▶ SHORT TASK
Identify each line in the material below that contains the string "Kangsadan" and copy it. Treat the match as case-sensitive.
>> start
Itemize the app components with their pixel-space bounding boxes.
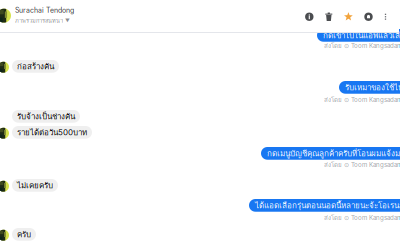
staticText: ส่งโดย ⊙ Toom Kangsadan [324,160,400,170]
staticText: ส่งโดย ⊙ Toom Kangsadan [324,41,400,51]
button[interactable]: Delete conversation [325,12,333,22]
button[interactable]: กดเมนูบัญชีคุณลูกค้าครับที่โอนผมแจ้งมาว่… [261,147,400,160]
button[interactable]: รับจ้างเป็นช่างคัน [12,110,80,123]
staticText: ครับ [17,228,31,241]
button[interactable]: Follow up [344,12,353,21]
button[interactable]: More options [384,12,387,21]
button[interactable]: Mute notifications [364,12,373,21]
staticText: รายได้ต่อวัน500บาท [17,126,87,139]
staticText: Surachai Tendong [15,6,74,14]
button[interactable]: ได้แอดเลือกรุ่นตอนนอดนี้หลายนะจ้ะโอเรนส์… [249,199,400,212]
button[interactable]: ครับ [12,228,36,241]
button[interactable]: ไม่เคยครับ [12,179,58,192]
button[interactable]: รับเหมาของใช้ไหมครับผมสนใจ [339,81,400,94]
button[interactable]: Surachai Tendong [0,6,396,25]
staticText: กดเมนูบัญชีคุณลูกค้าครับที่โอนผมแจ้งมาว่… [267,147,400,160]
button[interactable]: Conversation info [305,12,314,21]
staticText: ▼ [65,18,70,24]
staticText: รับจ้างเป็นช่างคัน [17,110,75,123]
staticText: ไม่เคยครับ [17,179,53,192]
staticText: ส่งโดย ⊙ Toom Kangsadan [324,213,400,223]
staticText: ก่อสร้างคัน [17,60,54,73]
button[interactable]: รายได้ต่อวัน500บาท [12,126,92,139]
button[interactable]: กดเข้าไปในแอพแล้วเลือกเมนูโอนเงินครับผมร… [317,29,400,42]
staticText: รับเหมาของใช้ไหมครับผมสนใจ [345,81,400,94]
staticText: ภาพรวมการสนทนา [15,16,63,25]
staticText: กดเข้าไปในแอพแล้วเลือกเมนูโอนเงินครับผมร… [323,29,400,42]
staticText: ส่งโดย ⊙ Toom Kangsadan [324,95,400,105]
staticText: ได้แอดเลือกรุ่นตอนนอดนี้หลายนะจ้ะโอเรนส์… [255,199,400,212]
button[interactable]: ก่อสร้างคัน [12,60,59,73]
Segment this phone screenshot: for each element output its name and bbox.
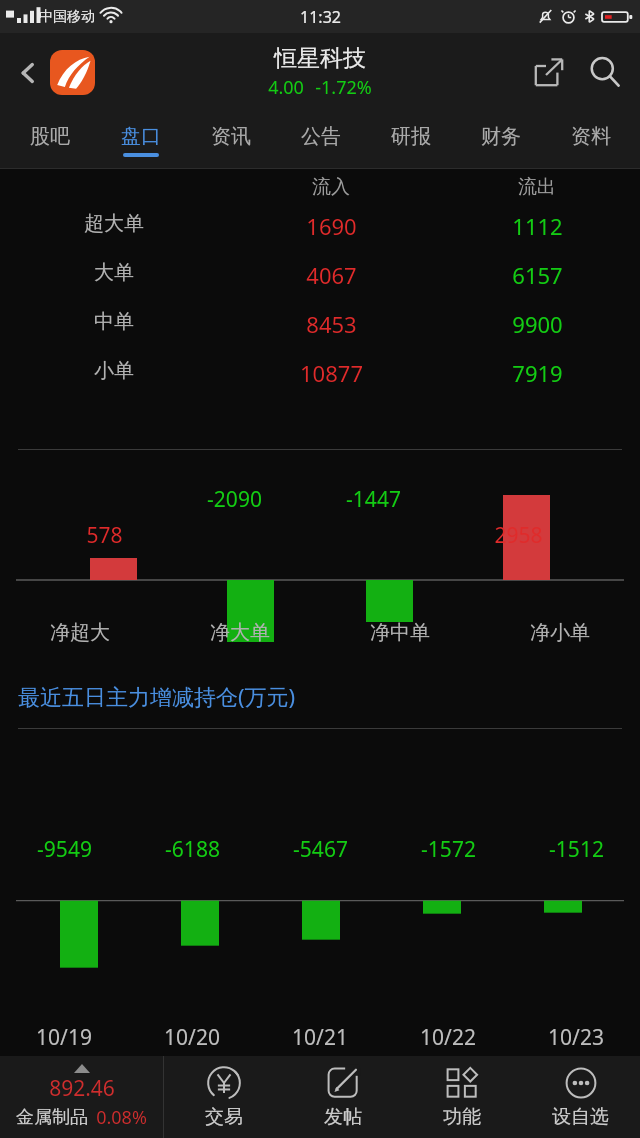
button[interactable]: 交易 — [164, 1056, 283, 1138]
staticText: 金属制品 — [16, 1106, 88, 1129]
staticText: 股吧 — [30, 124, 70, 149]
button[interactable]: 892.46 — [0, 1056, 163, 1138]
staticText: 11:32 — [300, 6, 341, 28]
button[interactable]: 资讯 — [186, 111, 276, 169]
staticText: 恒星科技 — [274, 44, 366, 73]
button[interactable]: App logo — [50, 50, 95, 95]
button[interactable]: 研报 — [366, 111, 456, 169]
button[interactable]: 公告 — [276, 111, 366, 169]
button[interactable]: Share — [522, 45, 576, 99]
staticText: 10/22 — [420, 1023, 476, 1052]
button[interactable]: 设自选 — [521, 1056, 640, 1138]
staticText: 净大单 — [210, 620, 270, 645]
staticText: 中单 — [94, 309, 134, 334]
staticText: 研报 — [391, 124, 431, 149]
staticText: 8453 — [306, 309, 357, 339]
button[interactable]: 股吧 — [4, 111, 95, 169]
staticText: -1572 — [421, 835, 476, 864]
staticText: 超大单 — [84, 211, 144, 236]
staticText: 10/20 — [164, 1023, 220, 1052]
staticText: 净中单 — [370, 620, 430, 645]
staticText: -1.72% — [315, 75, 372, 100]
staticText: 功能 — [443, 1105, 481, 1129]
staticText: 9900 — [512, 309, 563, 339]
staticText: 578 — [86, 521, 123, 550]
staticText: 7919 — [512, 358, 563, 388]
staticText: 公告 — [301, 124, 341, 149]
staticText: 资料 — [571, 124, 611, 149]
staticText: -2090 — [207, 485, 262, 514]
staticText: 盘口 — [121, 124, 161, 149]
staticText: 发帖 — [324, 1105, 362, 1129]
staticText: 1690 — [306, 211, 357, 241]
button[interactable]: 财务 — [456, 111, 546, 169]
staticText: 净小单 — [530, 620, 590, 645]
staticText: 4.00 — [268, 75, 304, 100]
button[interactable]: Search — [576, 43, 634, 101]
button[interactable]: 资料 — [546, 111, 636, 169]
staticText: 设自选 — [552, 1105, 609, 1129]
button[interactable]: 大单 — [0, 260, 640, 309]
staticText: -1447 — [346, 485, 401, 514]
staticText: 10/19 — [36, 1023, 92, 1052]
staticText: -6188 — [165, 835, 220, 864]
staticText: 10877 — [300, 358, 363, 388]
staticText: 小单 — [94, 358, 134, 383]
staticText: 4067 — [306, 260, 357, 290]
staticText: 流入 — [312, 175, 350, 199]
staticText: 2958 — [494, 521, 543, 550]
staticText: 892.46 — [49, 1074, 115, 1103]
staticText: 0.08% — [96, 1105, 147, 1130]
staticText: -9549 — [37, 835, 92, 864]
staticText: 财务 — [481, 124, 521, 149]
staticText: 流出 — [518, 175, 556, 199]
staticText: -5467 — [293, 835, 348, 864]
staticText: 1112 — [512, 211, 563, 241]
staticText: 最近五日主力增减持仓(万元) — [18, 681, 296, 711]
button[interactable]: Back — [6, 51, 50, 95]
staticText: 资讯 — [211, 124, 251, 149]
button[interactable]: 中单 — [0, 309, 640, 358]
staticText: 交易 — [205, 1105, 243, 1129]
staticText: 大单 — [94, 260, 134, 285]
button[interactable]: 小单 — [0, 358, 640, 407]
button[interactable]: 发帖 — [283, 1056, 402, 1138]
button[interactable]: 功能 — [402, 1056, 521, 1138]
staticText: 10/21 — [292, 1023, 348, 1052]
staticText: 10/23 — [548, 1023, 604, 1052]
button[interactable]: 盘口 — [95, 111, 186, 169]
staticText: 中国移动 — [39, 8, 95, 26]
staticText: -1512 — [549, 835, 604, 864]
staticText: 净超大 — [50, 620, 110, 645]
staticText: 6157 — [512, 260, 563, 290]
button[interactable]: 超大单 — [0, 211, 640, 260]
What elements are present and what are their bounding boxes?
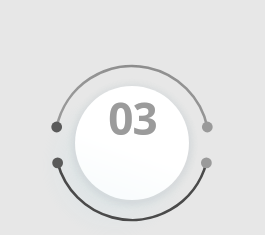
>> end
▶ WRITTEN ANSWER
staticText: ส่งโดย ⊙ Toom Kangsadan [324,160,400,170]
staticText: ส่งโดย ⊙ Toom Kangsadan [324,41,400,51]
staticText: ส่งโดย ⊙ Toom Kangsadan [324,213,400,223]
staticText: ส่งโดย ⊙ Toom Kangsadan [324,95,400,105]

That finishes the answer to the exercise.